[GIVEN EXERCISE]:
Write out the listing word for word, beginning with its first line and stopping after the line that has "I need the location", with both ends included. Omit the pictures.

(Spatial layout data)
>> Start
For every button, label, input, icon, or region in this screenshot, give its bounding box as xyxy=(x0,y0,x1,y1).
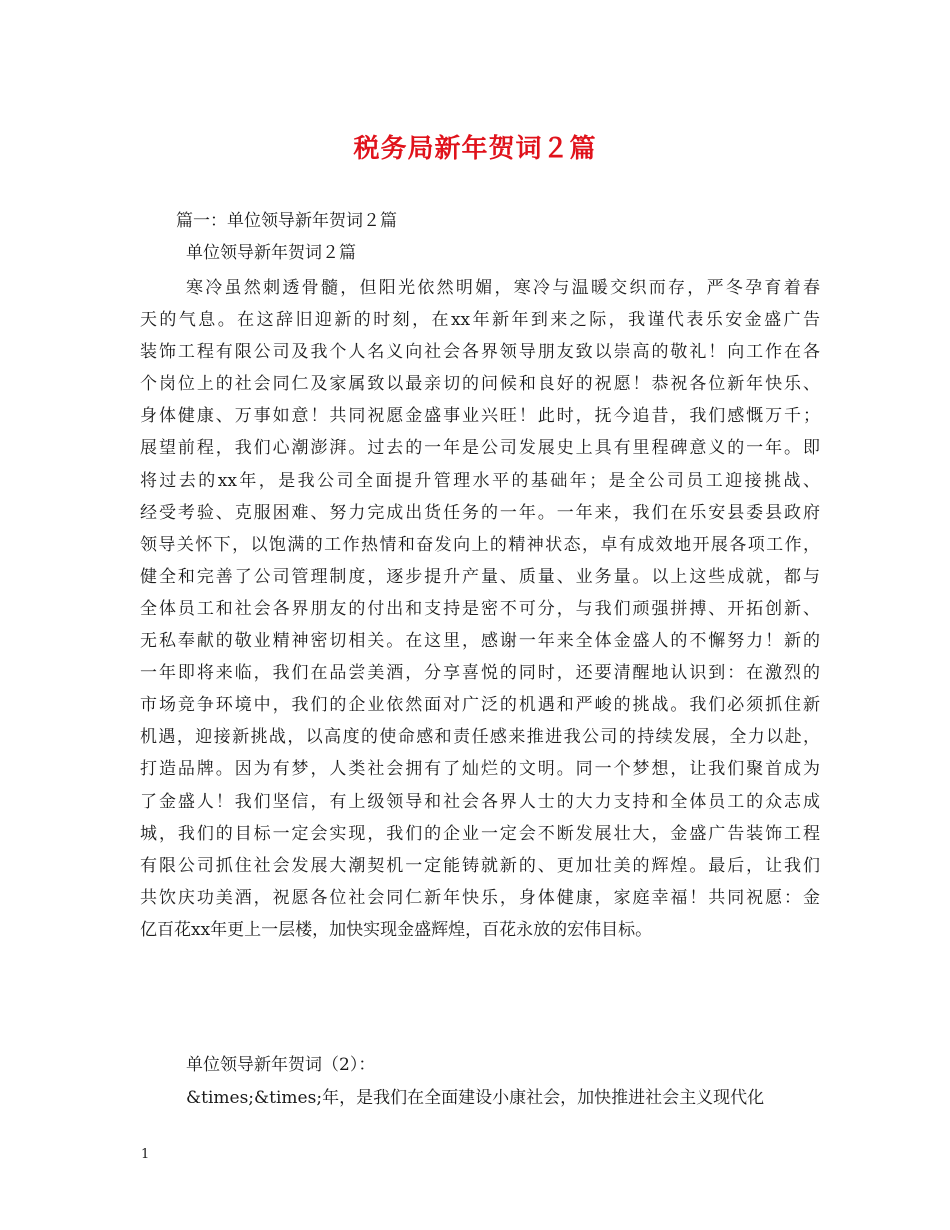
document-title: 税务局新年贺词２篇 xyxy=(353,134,597,164)
paragraph-line: 一年即将来临，我们在品尝美酒，分享喜悦的同时，还要清醒地认识到：在激烈的 xyxy=(140,663,820,684)
paragraph-line: 天的气息。在这辞旧迎新的时刻，在xx年新年到来之际，我谨代表乐安金盛广告 xyxy=(140,310,820,331)
paragraph-line: 全体员工和社会各界朋友的付出和支持是密不可分，与我们顽强拼搏、开拓创新、 xyxy=(140,598,820,619)
page-number: 1 xyxy=(141,1147,150,1162)
paragraph-line: &times;&times;年，是我们在全面建设小康社会，加快推进社会主义现代化 xyxy=(186,1088,765,1108)
paragraph-line: 领导关怀下，以饱满的工作热情和奋发向上的精神状态，卓有成效地开展各项工作， xyxy=(140,534,820,555)
paragraph-line: 个岗位上的社会同仁及家属致以最亲切的问候和良好的祝愿！恭祝各位新年快乐、 xyxy=(140,374,820,395)
paragraph-line: 寒冷虽然刺透骨髓，但阳光依然明媚，寒冷与温暖交织而存，严冬孕育着春 xyxy=(186,278,820,298)
paragraph-body xyxy=(140,272,820,946)
paragraph-line: 将过去的xx年，是我公司全面提升管理水平的基础年；是全公司员工迎接挑战、 xyxy=(140,470,820,491)
section-subheading: 单位领导新年贺词２篇 xyxy=(186,243,356,263)
section-heading: 单位领导新年贺词（2）： xyxy=(186,1055,376,1075)
paragraph-line: 身体健康、万事如意！共同祝愿金盛事业兴旺！此时，抚今追昔，我们感慨万千； xyxy=(140,406,820,427)
paragraph-line: 健全和完善了公司管理制度，逐步提升产量、质量、业务量。以上这些成就，都与 xyxy=(140,566,820,587)
paragraph-line: 有限公司抓住社会发展大潮契机一定能铸就新的、更加壮美的辉煌。最后，让我们 xyxy=(140,855,820,876)
section-heading: 篇一：单位领导新年贺词２篇 xyxy=(176,211,397,231)
paragraph-line: 了金盛人！我们坚信，有上级领导和社会各界人士的大力支持和全体员工的众志成 xyxy=(140,791,820,812)
paragraph-line: 市场竞争环境中，我们的企业依然面对广泛的机遇和严峻的挑战。我们必须抓住新 xyxy=(140,695,820,716)
paragraph-line: 机遇，迎接新挑战，以高度的使命感和责任感来推进我公司的持续发展，全力以赴， xyxy=(140,727,820,748)
paragraph-line: 经受考验、克服困难、努力完成出货任务的一年。一年来，我们在乐安县委县政府 xyxy=(140,502,820,523)
paragraph-line: 亿百花xx年更上一层楼，加快实现金盛辉煌，百花永放的宏伟目标。 xyxy=(140,919,653,940)
paragraph-line: 打造品牌。因为有梦，人类社会拥有了灿烂的文明。同一个梦想，让我们聚首成为 xyxy=(140,759,820,780)
paragraph-line: 城，我们的目标一定会实现，我们的企业一定会不断发展壮大，金盛广告装饰工程 xyxy=(140,823,820,844)
paragraph-line: 无私奉献的敬业精神密切相关。在这里，感谢一年来全体金盛人的不懈努力！新的 xyxy=(140,631,820,652)
paragraph-line: 共饮庆功美酒，祝愿各位社会同仁新年快乐，身体健康，家庭幸福！共同祝愿：金 xyxy=(140,887,820,908)
paragraph-line: 展望前程，我们心潮澎湃。过去的一年是公司发展史上具有里程碑意义的一年。即 xyxy=(140,438,820,459)
paragraph-line: 装饰工程有限公司及我个人名义向社会各界领导朋友致以崇高的敬礼！向工作在各 xyxy=(140,342,820,363)
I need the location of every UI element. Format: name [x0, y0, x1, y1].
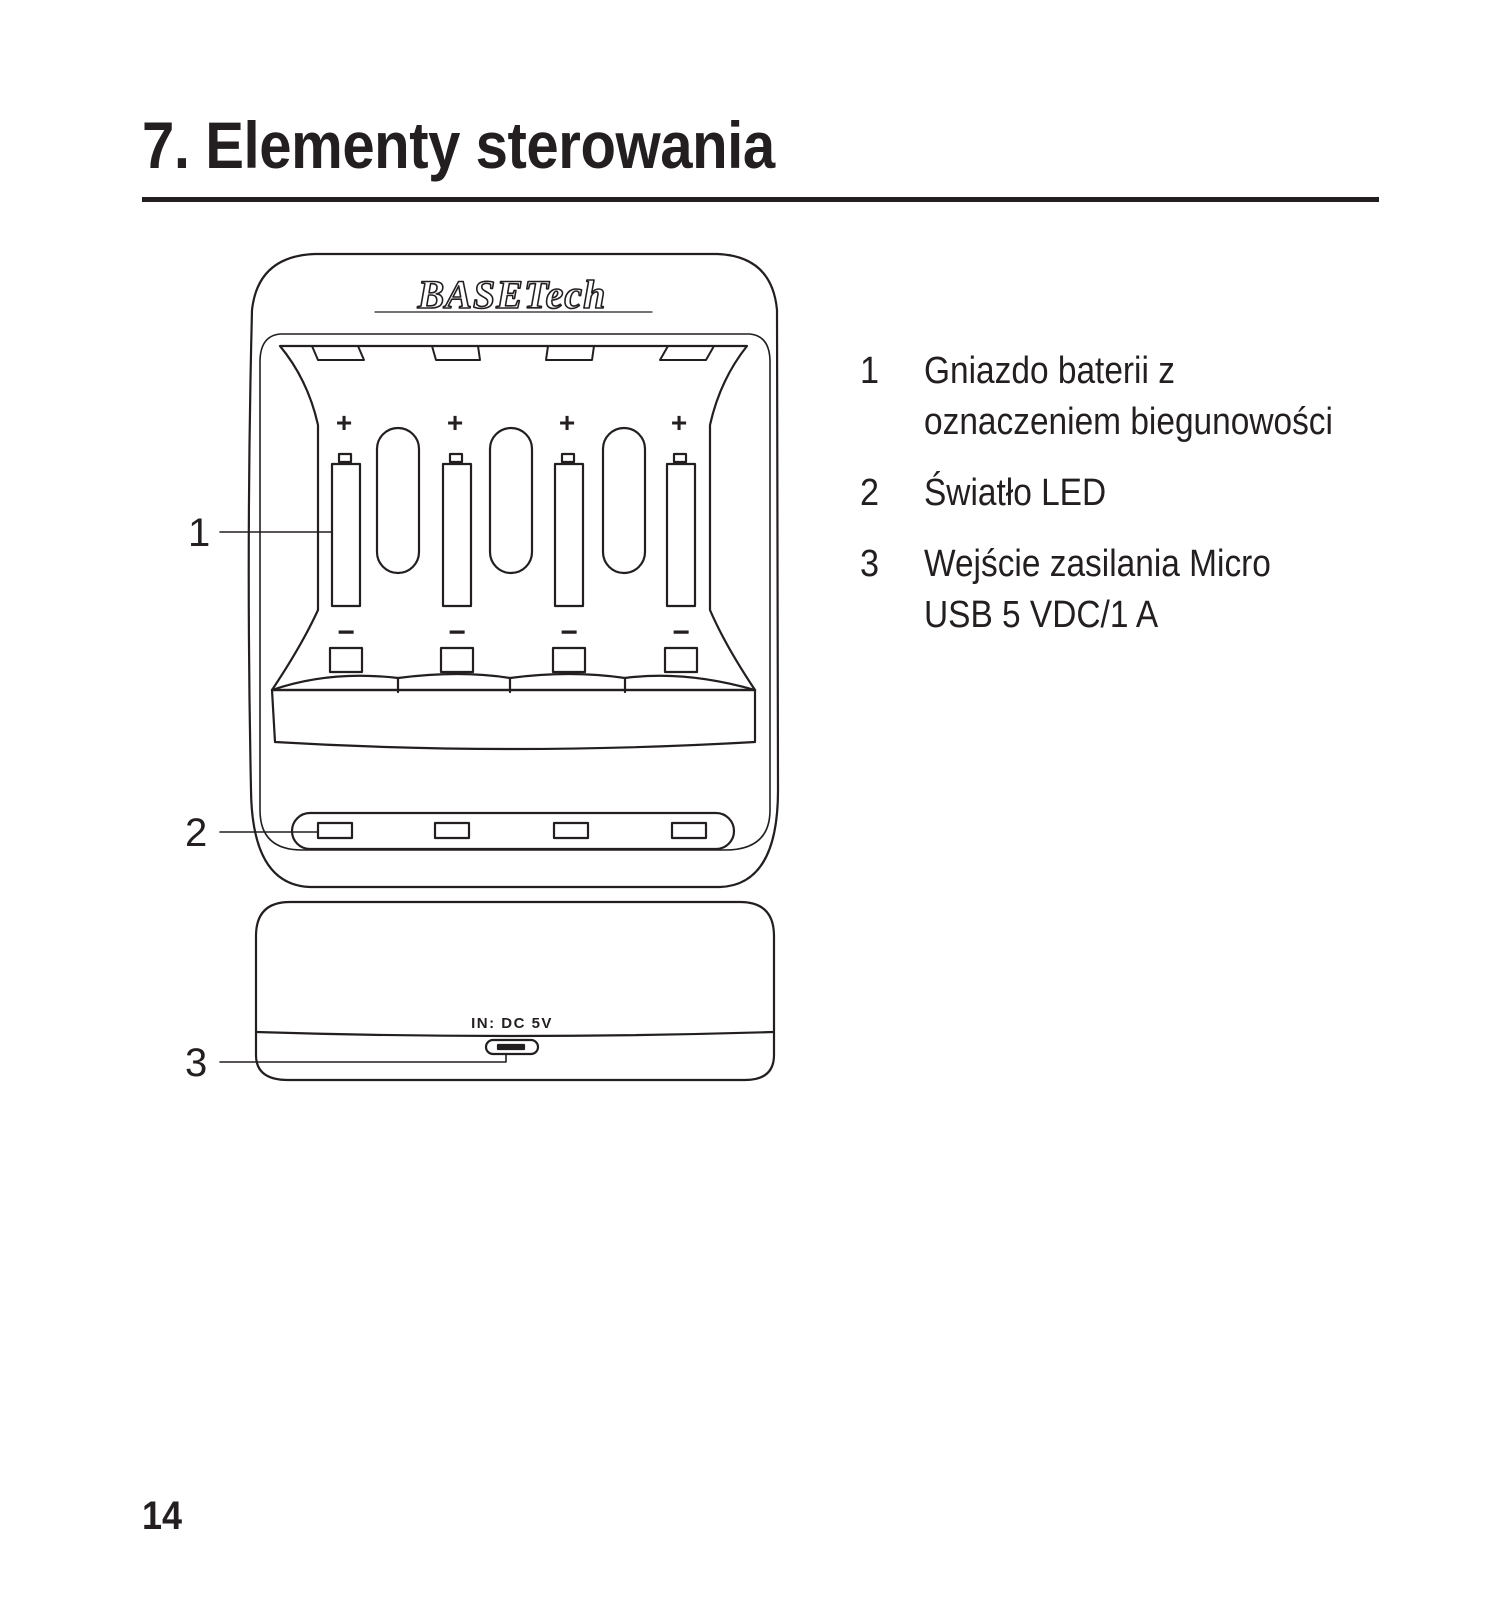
- legend-number: 3: [860, 543, 880, 585]
- legend-item-2: [860, 468, 1400, 519]
- minus-sign: −: [448, 616, 466, 649]
- title-underline: [142, 197, 1379, 202]
- page-number: 14: [142, 1494, 183, 1538]
- legend-item-1: [860, 346, 1400, 448]
- plus-sign: +: [446, 407, 464, 438]
- callout-leaders: [220, 532, 506, 1062]
- basetech-logo: BASETech: [417, 272, 607, 317]
- port-label: IN: DC 5V: [471, 1015, 553, 1032]
- legend-text: Światło LED: [924, 472, 1107, 514]
- top-clips: [312, 346, 714, 360]
- minus-sign: −: [560, 616, 578, 649]
- callout-3: 3: [185, 1041, 208, 1085]
- legend-number: 2: [860, 472, 880, 514]
- callout-2: 2: [185, 811, 208, 855]
- legend-number: 1: [860, 350, 880, 392]
- legend: [860, 346, 1400, 661]
- legend-text: Gniazdo baterii z oznaczeniem biegunowości: [924, 350, 1333, 443]
- legend-text: Wejście zasilania Micro USB 5 VDC/1 A: [924, 543, 1271, 636]
- base-seam: [256, 1032, 774, 1036]
- plus-sign: +: [335, 407, 353, 438]
- charger-body-outline: [249, 254, 778, 887]
- page-title: 7. Elementy sterowania: [142, 108, 775, 182]
- front-lip: [272, 674, 755, 749]
- plus-sign: +: [670, 407, 688, 438]
- battery-slot-4: [665, 407, 697, 672]
- battery-slot-3: [553, 407, 585, 672]
- battery-slot-2: [441, 407, 473, 672]
- plus-sign: +: [558, 407, 576, 438]
- minus-sign: −: [672, 616, 690, 649]
- battery-slot-1: [330, 407, 362, 672]
- led-strip: [292, 813, 734, 849]
- minus-sign: −: [337, 616, 355, 649]
- charger-diagram: [180, 250, 820, 1130]
- callout-1: 1: [188, 511, 211, 555]
- slot-separators: [377, 428, 645, 573]
- legend-item-3: [860, 539, 1400, 641]
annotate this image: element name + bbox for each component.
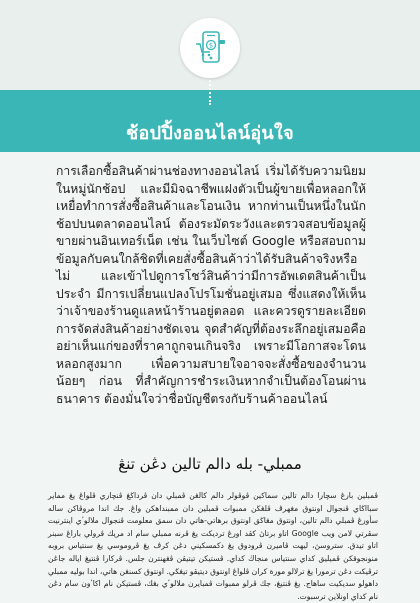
>> End
[SOLUTION TO THIS TASK]:
For every button, label, input, icon, or region in this screenshot, give its bounding box as xyxy=(x0,y0,x1,y1).
document-title: 税务局新年贺词２篇 xyxy=(353,134,597,164)
paragraph-line: 一年即将来临，我们在品尝美酒，分享喜悦的同时，还要清醒地认识到：在激烈的 xyxy=(140,663,820,684)
paragraph-line: 天的气息。在这辞旧迎新的时刻，在xx年新年到来之际，我谨代表乐安金盛广告 xyxy=(140,310,820,331)
paragraph-line: 全体员工和社会各界朋友的付出和支持是密不可分，与我们顽强拼搏、开拓创新、 xyxy=(140,598,820,619)
page-number: 1 xyxy=(141,1147,150,1162)
paragraph-line: &times;&times;年，是我们在全面建设小康社会，加快推进社会主义现代化 xyxy=(186,1088,765,1108)
paragraph-line: 领导关怀下，以饱满的工作热情和奋发向上的精神状态，卓有成效地开展各项工作， xyxy=(140,534,820,555)
paragraph-line: 个岗位上的社会同仁及家属致以最亲切的问候和良好的祝愿！恭祝各位新年快乐、 xyxy=(140,374,820,395)
paragraph-line: 寒冷虽然刺透骨髓，但阳光依然明媚，寒冷与温暖交织而存，严冬孕育着春 xyxy=(186,278,820,298)
paragraph-body xyxy=(140,272,820,946)
paragraph-line: 将过去的xx年，是我公司全面提升管理水平的基础年；是全公司员工迎接挑战、 xyxy=(140,470,820,491)
section-subheading: 单位领导新年贺词２篇 xyxy=(186,243,356,263)
section-heading: 单位领导新年贺词（2）： xyxy=(186,1055,376,1075)
paragraph-line: 身体健康、万事如意！共同祝愿金盛事业兴旺！此时，抚今追昔，我们感慨万千； xyxy=(140,406,820,427)
paragraph-line: 健全和完善了公司管理制度，逐步提升产量、质量、业务量。以上这些成就，都与 xyxy=(140,566,820,587)
paragraph-line: 有限公司抓住社会发展大潮契机一定能铸就新的、更加壮美的辉煌。最后，让我们 xyxy=(140,855,820,876)
section-heading: 篇一：单位领导新年贺词２篇 xyxy=(176,211,397,231)
paragraph-line: 了金盛人！我们坚信，有上级领导和社会各界人士的大力支持和全体员工的众志成 xyxy=(140,791,820,812)
paragraph-line: 市场竞争环境中，我们的企业依然面对广泛的机遇和严峻的挑战。我们必须抓住新 xyxy=(140,695,820,716)
paragraph-line: 机遇，迎接新挑战，以高度的使命感和责任感来推进我公司的持续发展，全力以赴， xyxy=(140,727,820,748)
paragraph-line: 经受考验、克服困难、努力完成出货任务的一年。一年来，我们在乐安县委县政府 xyxy=(140,502,820,523)
paragraph-line: 亿百花xx年更上一层楼，加快实现金盛辉煌，百花永放的宏伟目标。 xyxy=(140,919,653,940)
paragraph-line: 打造品牌。因为有梦，人类社会拥有了灿烂的文明。同一个梦想，让我们聚首成为 xyxy=(140,759,820,780)
paragraph-line: 城，我们的目标一定会实现，我们的企业一定会不断发展壮大，金盛广告装饰工程 xyxy=(140,823,820,844)
paragraph-line: 无私奉献的敬业精神密切相关。在这里，感谢一年来全体金盛人的不懈努力！新的 xyxy=(140,631,820,652)
paragraph-line: 共饮庆功美酒，祝愿各位社会同仁新年快乐，身体健康，家庭幸福！共同祝愿：金 xyxy=(140,887,820,908)
paragraph-line: 展望前程，我们心潮澎湃。过去的一年是公司发展史上具有里程碑意义的一年。即 xyxy=(140,438,820,459)
paragraph-line: 装饰工程有限公司及我个人名义向社会各界领导朋友致以崇高的敬礼！向工作在各 xyxy=(140,342,820,363)
I need the location of every UI element. Format: name [x0, y0, x1, y1].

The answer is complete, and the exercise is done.